Data excerpts:

- - -

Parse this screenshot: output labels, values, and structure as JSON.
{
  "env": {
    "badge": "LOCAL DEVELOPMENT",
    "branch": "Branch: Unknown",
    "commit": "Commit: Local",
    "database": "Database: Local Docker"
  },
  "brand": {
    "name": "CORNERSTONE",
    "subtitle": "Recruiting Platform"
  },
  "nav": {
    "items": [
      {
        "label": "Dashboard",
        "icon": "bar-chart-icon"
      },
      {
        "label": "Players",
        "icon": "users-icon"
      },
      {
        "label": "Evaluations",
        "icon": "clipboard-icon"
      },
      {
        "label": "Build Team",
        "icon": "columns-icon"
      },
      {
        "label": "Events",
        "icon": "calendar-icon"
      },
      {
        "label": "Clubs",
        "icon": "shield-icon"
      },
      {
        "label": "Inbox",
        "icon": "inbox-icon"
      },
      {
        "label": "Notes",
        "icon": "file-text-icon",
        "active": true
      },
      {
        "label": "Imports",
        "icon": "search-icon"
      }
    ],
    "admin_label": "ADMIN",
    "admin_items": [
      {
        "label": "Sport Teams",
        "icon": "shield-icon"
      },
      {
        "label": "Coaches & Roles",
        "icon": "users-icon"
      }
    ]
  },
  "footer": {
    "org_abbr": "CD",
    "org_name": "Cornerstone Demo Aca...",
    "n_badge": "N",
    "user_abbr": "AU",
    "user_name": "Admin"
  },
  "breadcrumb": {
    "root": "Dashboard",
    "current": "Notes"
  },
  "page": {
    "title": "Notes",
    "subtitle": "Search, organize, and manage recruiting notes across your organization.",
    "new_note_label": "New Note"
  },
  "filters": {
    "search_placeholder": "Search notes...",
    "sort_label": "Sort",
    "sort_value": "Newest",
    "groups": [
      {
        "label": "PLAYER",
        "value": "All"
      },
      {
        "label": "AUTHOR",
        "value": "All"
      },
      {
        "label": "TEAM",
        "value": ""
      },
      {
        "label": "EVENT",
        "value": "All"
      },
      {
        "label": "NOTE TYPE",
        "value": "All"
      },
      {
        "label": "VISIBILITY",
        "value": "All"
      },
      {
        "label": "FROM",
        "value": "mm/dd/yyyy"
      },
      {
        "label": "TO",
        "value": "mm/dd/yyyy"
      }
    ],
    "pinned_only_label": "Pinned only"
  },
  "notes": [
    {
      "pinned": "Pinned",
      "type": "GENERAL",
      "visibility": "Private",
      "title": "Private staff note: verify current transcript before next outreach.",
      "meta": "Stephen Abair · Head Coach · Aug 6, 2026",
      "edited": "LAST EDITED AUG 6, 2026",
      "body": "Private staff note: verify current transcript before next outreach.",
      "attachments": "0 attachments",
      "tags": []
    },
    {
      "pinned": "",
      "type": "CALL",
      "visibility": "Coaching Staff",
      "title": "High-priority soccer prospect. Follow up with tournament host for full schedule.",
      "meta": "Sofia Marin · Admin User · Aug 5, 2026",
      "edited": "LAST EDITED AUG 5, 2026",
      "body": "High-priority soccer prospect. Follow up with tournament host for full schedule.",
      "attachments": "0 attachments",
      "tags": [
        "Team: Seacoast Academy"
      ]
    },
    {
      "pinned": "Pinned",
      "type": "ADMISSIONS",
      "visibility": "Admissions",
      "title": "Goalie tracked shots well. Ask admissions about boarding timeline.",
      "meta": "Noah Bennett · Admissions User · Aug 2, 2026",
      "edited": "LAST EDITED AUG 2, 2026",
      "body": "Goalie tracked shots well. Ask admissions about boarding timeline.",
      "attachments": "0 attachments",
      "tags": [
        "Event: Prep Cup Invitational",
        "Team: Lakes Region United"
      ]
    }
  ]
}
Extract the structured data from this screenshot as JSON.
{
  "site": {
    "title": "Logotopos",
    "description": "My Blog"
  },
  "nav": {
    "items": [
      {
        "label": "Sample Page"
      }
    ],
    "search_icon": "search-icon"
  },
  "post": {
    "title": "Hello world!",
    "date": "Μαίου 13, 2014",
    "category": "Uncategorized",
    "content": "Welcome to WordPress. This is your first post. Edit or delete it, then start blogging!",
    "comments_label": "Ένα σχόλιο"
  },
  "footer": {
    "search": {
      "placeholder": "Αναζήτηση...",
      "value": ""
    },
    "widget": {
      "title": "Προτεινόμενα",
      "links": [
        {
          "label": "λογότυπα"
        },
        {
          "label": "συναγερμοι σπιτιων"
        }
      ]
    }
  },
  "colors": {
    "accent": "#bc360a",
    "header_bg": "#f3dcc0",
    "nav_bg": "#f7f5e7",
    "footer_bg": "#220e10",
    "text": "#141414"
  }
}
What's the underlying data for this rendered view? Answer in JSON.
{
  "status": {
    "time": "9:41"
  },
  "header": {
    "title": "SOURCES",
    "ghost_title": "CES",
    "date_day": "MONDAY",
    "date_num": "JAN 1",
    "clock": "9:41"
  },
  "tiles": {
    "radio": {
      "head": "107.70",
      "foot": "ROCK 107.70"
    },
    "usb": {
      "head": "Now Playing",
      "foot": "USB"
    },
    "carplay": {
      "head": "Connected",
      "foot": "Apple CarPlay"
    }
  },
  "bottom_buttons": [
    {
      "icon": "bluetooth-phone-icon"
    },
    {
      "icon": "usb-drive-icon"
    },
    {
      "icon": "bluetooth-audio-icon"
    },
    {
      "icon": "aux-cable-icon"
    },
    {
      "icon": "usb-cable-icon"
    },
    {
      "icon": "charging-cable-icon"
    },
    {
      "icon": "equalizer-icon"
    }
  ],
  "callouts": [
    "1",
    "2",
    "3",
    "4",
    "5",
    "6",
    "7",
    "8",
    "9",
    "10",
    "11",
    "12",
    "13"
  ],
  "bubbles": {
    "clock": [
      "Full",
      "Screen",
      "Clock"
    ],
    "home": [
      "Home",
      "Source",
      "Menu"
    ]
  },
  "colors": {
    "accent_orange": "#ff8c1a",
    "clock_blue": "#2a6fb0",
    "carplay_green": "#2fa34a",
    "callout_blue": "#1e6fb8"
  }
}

- - -

EXERCISE: Every line above that contains the word "meta" should be reported.

SOLUTION TO THIS PROBLEM:
      "meta": "Stephen Abair · Head Coach · Aug 6, 2026",
      "meta": "Sofia Marin · Admin User · Aug 5, 2026",
      "meta": "Noah Bennett · Admissions User · Aug 2, 2026",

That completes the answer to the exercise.